#### Text section:
========================================

July 11, 2015

Atticus Finch said "The Negroes down here are still in their childhood as a people."

Michiko Kakutani reveals in her NYT review of "Go Set a Watchman," discussed in an earlier post, where I wonder about the discussion Harper Lee had with her publishers that led to the rewrite of the story, making Atticus Finch an idealize father and lawyer.

Let me guess, Lee and/or her publishers said Americans are still in their childhood as a people. This needs to be a children's book.

I reread "To Kill a Mockingbird" in 1999, when I was invited to respond to another law professor's critique of it. Steven Lubet focused on the way Atticus Finch cross-examined the purported rape victim. Could Mayella have been telling the truth? I objected to Lubet's revisionist view of Atticus Finch precisely because the book is written to be understood by children:
That Mayella’s injuries were on her right side, that her father is left handed, and that Tom’s left arm is so entirely useless it slips off the Bible as he is taking the oath, clearly establishes Harper Lee’s overeagerness to assure us that Tom is innocent and to squelch any speculation to the contrary. (Professor Lubet breaks free of the author’s firm hold.) The author’s decision to forgo the usual subtleties of the novelist’s art undermines attempts at assessing Atticus’s legal skills. Indeed, Lee’s cartoonishly overdone evidence generates its own difficulties: Tom’s left arm is an entire foot shorter than his right arm and it hangs “dead at his side” and dangles a hand so shrivelled that Scout detects its inutility from the balcony, yet Atticus is able to trap both Bob Ewell and Mayella into testifying in a way that would require Tom to have an effective left arm, as if they had never laid eyes on him. Given this glaring lapse in the evidence, it is not surprising that Professor Lubet can pry a number of holes in the evidence and construct an interpretation that Tom is guilty, but I would still maintain that Atticus can be credited with an absolute belief that Tom is innocent and that readers entering Lee’s simplified moral world are compelled to adopt this belief as well.

========================================

#### What to work on:
Set down, word for word, the passage of the post about Atticus Finch starting with "July 11, 2015" and going on through "a children's book.".

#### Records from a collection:
========================================

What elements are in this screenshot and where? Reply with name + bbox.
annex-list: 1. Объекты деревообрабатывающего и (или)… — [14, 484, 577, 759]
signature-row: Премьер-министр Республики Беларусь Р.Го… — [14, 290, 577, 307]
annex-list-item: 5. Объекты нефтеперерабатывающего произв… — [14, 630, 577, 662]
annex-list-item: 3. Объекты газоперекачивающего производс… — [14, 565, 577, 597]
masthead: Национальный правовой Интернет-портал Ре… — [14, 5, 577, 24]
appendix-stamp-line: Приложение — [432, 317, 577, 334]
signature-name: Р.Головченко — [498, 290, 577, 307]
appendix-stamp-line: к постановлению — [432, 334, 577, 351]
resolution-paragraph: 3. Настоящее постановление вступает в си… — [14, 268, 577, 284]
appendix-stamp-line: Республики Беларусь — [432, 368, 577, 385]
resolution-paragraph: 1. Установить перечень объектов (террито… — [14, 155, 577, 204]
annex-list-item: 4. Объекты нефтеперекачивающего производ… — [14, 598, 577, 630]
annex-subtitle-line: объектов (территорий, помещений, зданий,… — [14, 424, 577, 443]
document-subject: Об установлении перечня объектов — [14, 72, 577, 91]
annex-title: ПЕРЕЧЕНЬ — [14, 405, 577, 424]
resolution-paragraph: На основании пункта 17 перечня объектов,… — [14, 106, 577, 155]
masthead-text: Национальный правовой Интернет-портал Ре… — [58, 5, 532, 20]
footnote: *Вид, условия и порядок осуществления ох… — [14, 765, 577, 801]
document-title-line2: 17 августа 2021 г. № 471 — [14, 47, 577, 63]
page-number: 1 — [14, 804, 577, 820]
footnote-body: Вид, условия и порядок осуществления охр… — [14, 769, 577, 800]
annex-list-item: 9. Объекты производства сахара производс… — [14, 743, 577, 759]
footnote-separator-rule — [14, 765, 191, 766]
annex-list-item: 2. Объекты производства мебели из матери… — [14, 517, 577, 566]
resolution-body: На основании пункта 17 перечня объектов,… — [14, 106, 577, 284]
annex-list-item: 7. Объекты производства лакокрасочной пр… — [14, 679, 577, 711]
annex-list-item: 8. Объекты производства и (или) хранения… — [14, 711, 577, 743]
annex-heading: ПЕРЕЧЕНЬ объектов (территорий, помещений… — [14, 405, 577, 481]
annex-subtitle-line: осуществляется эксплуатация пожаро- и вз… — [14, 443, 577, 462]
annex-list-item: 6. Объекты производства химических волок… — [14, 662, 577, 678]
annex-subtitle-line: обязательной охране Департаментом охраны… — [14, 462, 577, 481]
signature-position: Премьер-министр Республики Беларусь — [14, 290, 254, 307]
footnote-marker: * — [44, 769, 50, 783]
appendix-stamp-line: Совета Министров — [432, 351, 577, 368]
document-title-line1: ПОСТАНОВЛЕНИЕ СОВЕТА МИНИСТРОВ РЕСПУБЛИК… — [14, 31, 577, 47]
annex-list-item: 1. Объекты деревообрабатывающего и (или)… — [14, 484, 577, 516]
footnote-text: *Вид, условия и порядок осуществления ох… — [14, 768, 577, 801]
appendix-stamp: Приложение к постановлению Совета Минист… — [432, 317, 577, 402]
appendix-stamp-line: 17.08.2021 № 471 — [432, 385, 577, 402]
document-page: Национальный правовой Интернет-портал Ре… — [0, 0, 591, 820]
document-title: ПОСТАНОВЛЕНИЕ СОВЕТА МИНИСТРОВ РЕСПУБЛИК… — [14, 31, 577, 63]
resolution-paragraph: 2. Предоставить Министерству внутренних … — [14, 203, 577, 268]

========================================

#### The solution:
July 11, 2015

Atticus Finch said "The Negroes down here are still in their childhood as a people."

Michiko Kakutani reveals in her NYT review of "Go Set a Watchman," discussed in an earlier post, where I wonder about the discussion Harper Lee had with her publishers that led to the rewrite of the story, making Atticus Finch an idealize father and lawyer.

Let me guess, Lee and/or her publishers said Americans are still in their childhood as a people. This needs to be a children's book.